Brief: Look through the data below. Show each line where the string "Written" occurs.

Text content records for pages:
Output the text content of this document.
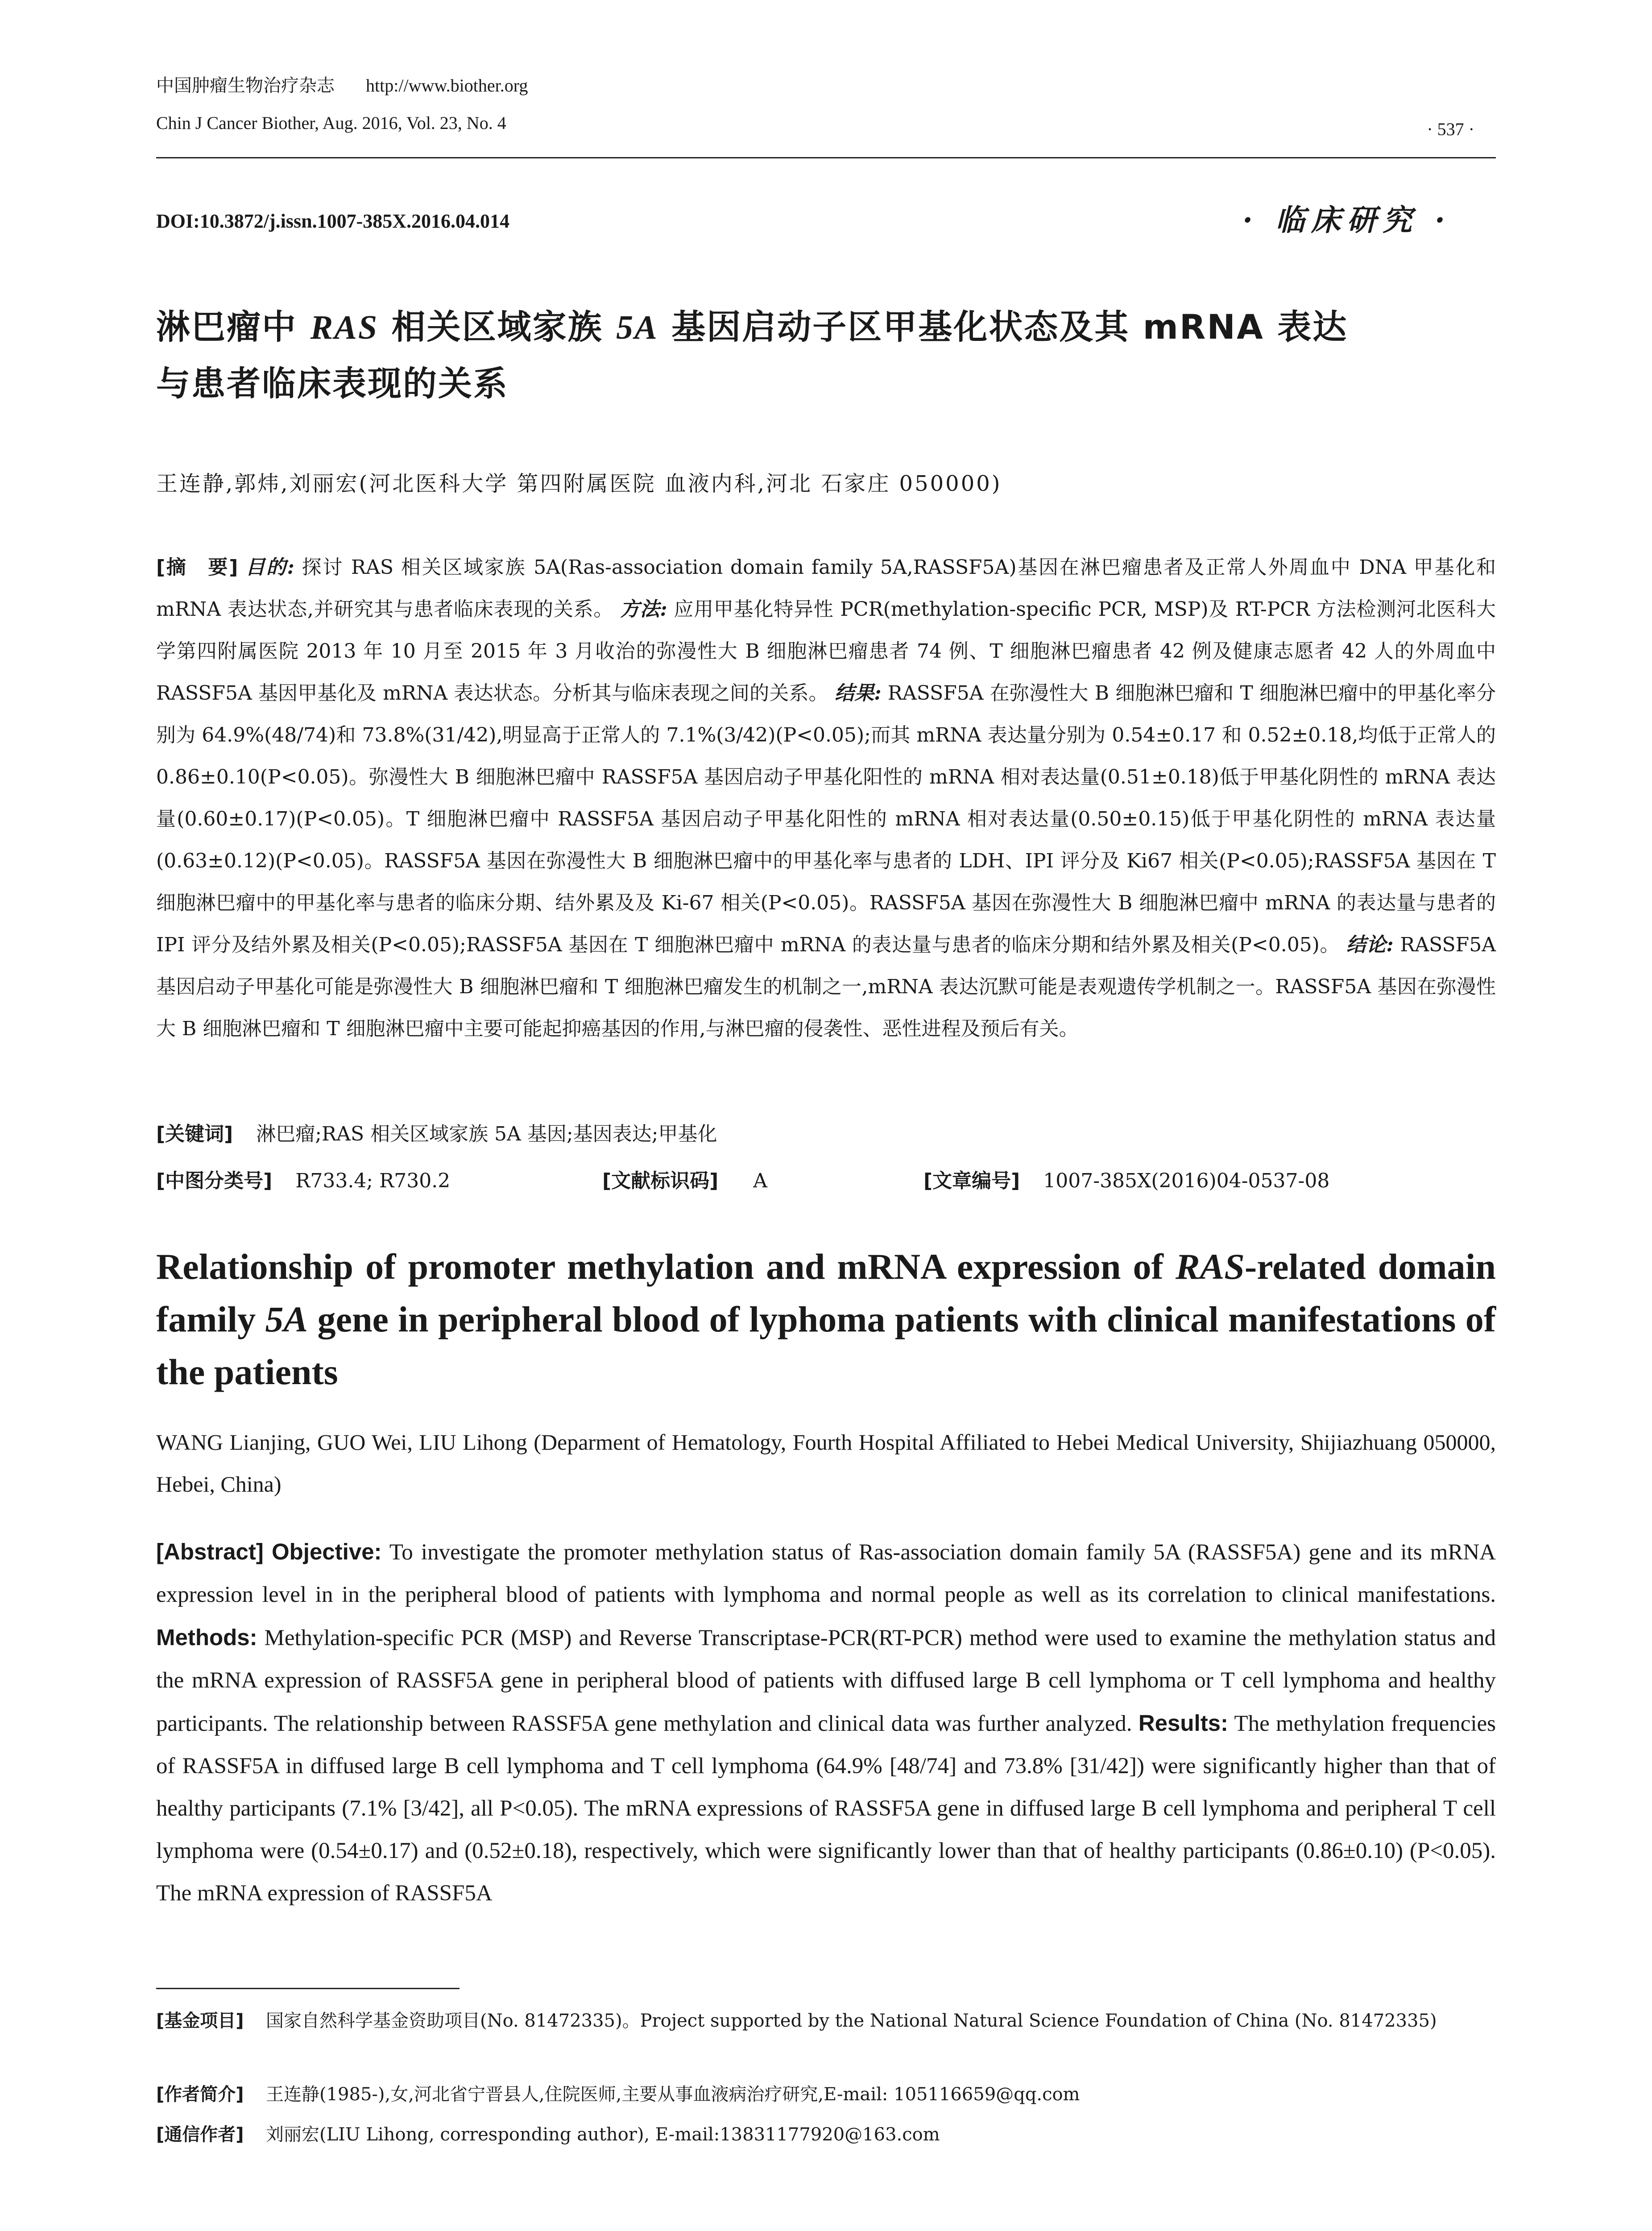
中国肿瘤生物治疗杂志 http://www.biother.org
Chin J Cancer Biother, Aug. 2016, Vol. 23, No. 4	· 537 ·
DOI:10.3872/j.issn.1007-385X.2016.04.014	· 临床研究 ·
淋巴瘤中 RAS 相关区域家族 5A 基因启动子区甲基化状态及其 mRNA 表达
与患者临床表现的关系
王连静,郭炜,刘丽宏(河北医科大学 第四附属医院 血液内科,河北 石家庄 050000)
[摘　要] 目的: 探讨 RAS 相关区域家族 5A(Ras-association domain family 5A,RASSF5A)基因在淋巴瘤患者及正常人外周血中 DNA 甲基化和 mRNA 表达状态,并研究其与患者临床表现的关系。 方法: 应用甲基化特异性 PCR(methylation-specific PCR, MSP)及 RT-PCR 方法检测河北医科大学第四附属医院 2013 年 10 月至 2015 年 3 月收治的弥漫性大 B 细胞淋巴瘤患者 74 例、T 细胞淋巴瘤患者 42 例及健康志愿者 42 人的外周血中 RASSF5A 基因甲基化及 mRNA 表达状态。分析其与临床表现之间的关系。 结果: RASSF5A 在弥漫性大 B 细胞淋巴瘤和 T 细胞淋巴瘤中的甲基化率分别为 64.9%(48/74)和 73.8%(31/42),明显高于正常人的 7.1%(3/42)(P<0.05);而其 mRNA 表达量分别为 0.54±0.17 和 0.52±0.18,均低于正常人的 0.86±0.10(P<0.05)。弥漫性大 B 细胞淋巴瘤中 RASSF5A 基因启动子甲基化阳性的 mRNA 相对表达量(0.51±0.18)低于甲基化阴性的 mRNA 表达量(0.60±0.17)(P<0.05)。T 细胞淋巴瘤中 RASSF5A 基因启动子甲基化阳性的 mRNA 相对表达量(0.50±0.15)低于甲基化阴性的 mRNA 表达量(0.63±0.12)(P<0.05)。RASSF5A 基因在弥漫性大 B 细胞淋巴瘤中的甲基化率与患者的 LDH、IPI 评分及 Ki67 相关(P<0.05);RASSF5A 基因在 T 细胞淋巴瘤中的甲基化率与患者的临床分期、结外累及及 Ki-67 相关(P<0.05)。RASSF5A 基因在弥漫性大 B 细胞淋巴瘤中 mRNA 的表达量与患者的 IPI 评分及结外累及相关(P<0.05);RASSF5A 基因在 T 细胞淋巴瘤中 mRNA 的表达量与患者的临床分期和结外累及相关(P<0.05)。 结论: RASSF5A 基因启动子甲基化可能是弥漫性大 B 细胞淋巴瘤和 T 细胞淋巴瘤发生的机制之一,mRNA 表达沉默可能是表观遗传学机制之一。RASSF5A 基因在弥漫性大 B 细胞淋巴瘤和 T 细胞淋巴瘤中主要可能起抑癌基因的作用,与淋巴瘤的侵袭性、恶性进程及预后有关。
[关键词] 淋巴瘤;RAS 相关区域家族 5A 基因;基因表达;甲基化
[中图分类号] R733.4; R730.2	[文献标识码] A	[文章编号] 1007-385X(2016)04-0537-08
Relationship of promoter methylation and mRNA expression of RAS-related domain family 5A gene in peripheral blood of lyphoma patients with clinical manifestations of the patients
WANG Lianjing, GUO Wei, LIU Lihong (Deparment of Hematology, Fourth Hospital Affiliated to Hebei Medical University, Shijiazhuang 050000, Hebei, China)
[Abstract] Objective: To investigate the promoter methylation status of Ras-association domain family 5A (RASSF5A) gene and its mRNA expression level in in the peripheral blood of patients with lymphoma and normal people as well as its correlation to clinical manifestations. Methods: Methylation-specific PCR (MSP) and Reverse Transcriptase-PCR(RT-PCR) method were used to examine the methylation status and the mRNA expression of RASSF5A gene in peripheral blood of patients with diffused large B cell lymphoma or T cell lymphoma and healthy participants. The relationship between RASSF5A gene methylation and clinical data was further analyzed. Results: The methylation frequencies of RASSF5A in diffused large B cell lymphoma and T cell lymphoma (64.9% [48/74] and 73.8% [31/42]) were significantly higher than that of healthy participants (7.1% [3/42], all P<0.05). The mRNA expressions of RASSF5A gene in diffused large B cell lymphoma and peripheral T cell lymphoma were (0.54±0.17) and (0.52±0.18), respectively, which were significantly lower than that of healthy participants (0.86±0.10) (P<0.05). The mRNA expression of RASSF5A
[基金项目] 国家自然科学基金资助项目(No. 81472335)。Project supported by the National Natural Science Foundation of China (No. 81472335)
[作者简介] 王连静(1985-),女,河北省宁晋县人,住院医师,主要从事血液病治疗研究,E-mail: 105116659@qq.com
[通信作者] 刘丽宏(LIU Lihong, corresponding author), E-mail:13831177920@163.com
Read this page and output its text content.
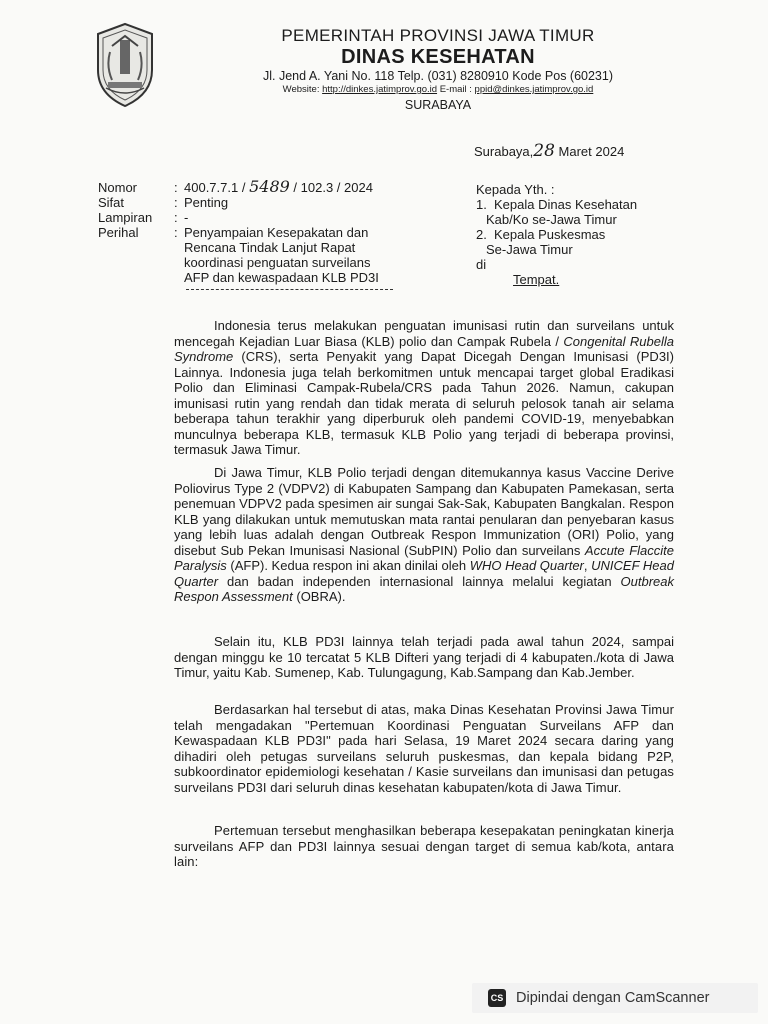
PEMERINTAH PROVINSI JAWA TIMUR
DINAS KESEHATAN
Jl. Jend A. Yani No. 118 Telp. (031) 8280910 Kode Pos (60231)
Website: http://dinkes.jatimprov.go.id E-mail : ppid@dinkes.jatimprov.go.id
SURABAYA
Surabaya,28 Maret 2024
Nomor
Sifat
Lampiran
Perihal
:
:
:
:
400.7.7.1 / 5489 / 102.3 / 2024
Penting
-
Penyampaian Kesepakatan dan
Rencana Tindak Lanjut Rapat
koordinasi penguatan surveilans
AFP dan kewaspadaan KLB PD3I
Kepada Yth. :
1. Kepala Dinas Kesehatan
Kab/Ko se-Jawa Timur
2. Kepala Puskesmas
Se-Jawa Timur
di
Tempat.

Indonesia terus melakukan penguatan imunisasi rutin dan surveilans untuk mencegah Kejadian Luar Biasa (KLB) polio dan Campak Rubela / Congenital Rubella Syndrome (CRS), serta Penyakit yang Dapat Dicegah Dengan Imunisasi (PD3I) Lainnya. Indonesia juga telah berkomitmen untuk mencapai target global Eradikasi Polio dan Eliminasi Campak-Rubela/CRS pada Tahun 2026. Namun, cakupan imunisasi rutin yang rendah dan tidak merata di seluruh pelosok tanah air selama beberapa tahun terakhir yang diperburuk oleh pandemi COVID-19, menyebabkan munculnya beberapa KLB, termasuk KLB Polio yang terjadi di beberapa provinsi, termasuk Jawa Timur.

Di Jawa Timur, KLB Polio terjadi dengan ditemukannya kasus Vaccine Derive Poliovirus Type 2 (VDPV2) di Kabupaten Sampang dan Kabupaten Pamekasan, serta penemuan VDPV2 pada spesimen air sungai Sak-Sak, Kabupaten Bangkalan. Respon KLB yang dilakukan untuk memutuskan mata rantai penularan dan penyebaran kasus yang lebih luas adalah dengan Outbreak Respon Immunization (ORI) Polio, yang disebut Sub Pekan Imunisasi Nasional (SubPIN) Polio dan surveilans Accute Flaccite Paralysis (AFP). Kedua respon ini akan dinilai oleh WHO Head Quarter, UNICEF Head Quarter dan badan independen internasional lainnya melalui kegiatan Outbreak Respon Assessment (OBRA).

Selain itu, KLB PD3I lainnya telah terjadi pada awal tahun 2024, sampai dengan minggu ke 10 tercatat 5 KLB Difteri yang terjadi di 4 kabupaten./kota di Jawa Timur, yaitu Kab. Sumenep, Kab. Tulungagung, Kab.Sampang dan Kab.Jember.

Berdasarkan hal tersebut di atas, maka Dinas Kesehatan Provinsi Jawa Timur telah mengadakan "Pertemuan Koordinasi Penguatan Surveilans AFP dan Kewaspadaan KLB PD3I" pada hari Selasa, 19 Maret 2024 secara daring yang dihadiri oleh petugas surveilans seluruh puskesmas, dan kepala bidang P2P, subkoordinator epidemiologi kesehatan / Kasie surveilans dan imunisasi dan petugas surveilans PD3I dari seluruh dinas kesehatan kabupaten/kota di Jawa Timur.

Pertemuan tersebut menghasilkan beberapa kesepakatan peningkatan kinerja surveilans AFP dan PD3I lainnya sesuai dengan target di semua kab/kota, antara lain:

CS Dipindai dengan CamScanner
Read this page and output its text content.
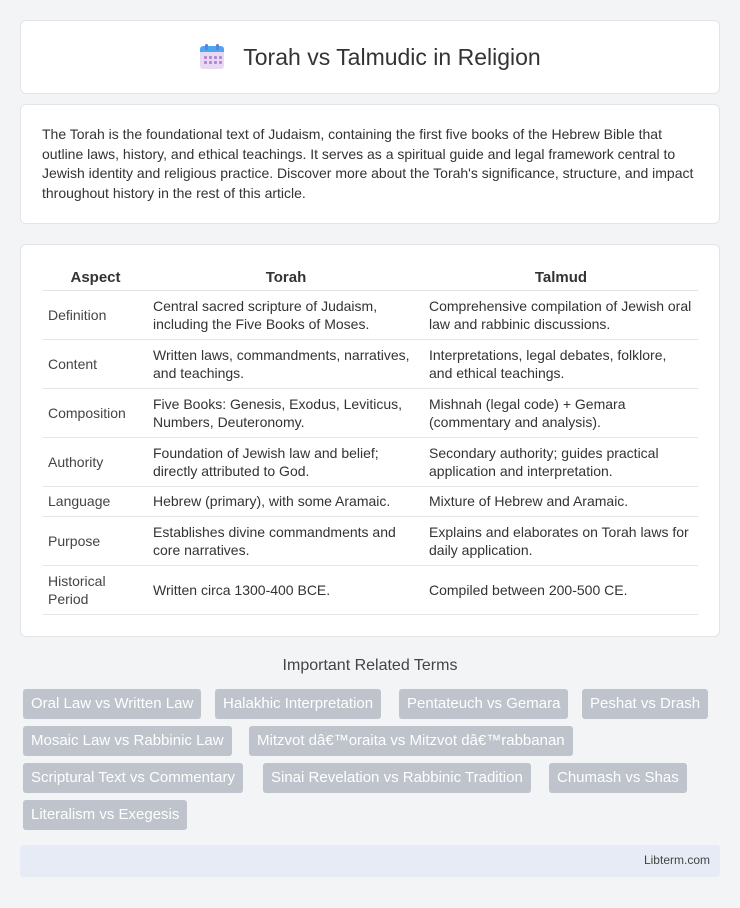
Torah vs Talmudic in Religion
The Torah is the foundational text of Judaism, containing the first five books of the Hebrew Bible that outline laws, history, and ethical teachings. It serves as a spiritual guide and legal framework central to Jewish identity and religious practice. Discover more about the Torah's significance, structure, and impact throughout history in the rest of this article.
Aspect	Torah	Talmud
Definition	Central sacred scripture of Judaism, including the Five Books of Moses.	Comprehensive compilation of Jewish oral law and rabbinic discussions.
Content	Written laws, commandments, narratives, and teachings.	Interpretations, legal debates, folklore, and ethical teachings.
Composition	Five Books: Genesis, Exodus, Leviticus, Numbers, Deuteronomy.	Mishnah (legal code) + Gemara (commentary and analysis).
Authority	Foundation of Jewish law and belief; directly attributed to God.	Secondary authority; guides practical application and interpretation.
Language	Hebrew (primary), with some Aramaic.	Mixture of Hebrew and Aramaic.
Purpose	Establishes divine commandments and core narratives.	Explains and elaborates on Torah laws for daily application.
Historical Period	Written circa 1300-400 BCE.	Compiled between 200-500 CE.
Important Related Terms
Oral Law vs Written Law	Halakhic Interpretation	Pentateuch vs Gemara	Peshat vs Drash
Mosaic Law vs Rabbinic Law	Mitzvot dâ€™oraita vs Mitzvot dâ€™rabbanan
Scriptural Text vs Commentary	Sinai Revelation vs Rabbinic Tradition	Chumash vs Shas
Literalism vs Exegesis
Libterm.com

Answer space:
Content	Written laws, commandments, narratives, and teachings.	Interpretations, legal debates, folklore, and ethical teachings.
Historical Period	Written circa 1300-400 BCE.	Compiled between 200-500 CE.
Oral Law vs Written Law	Halakhic Interpretation	Pentateuch vs Gemara	Peshat vs Drash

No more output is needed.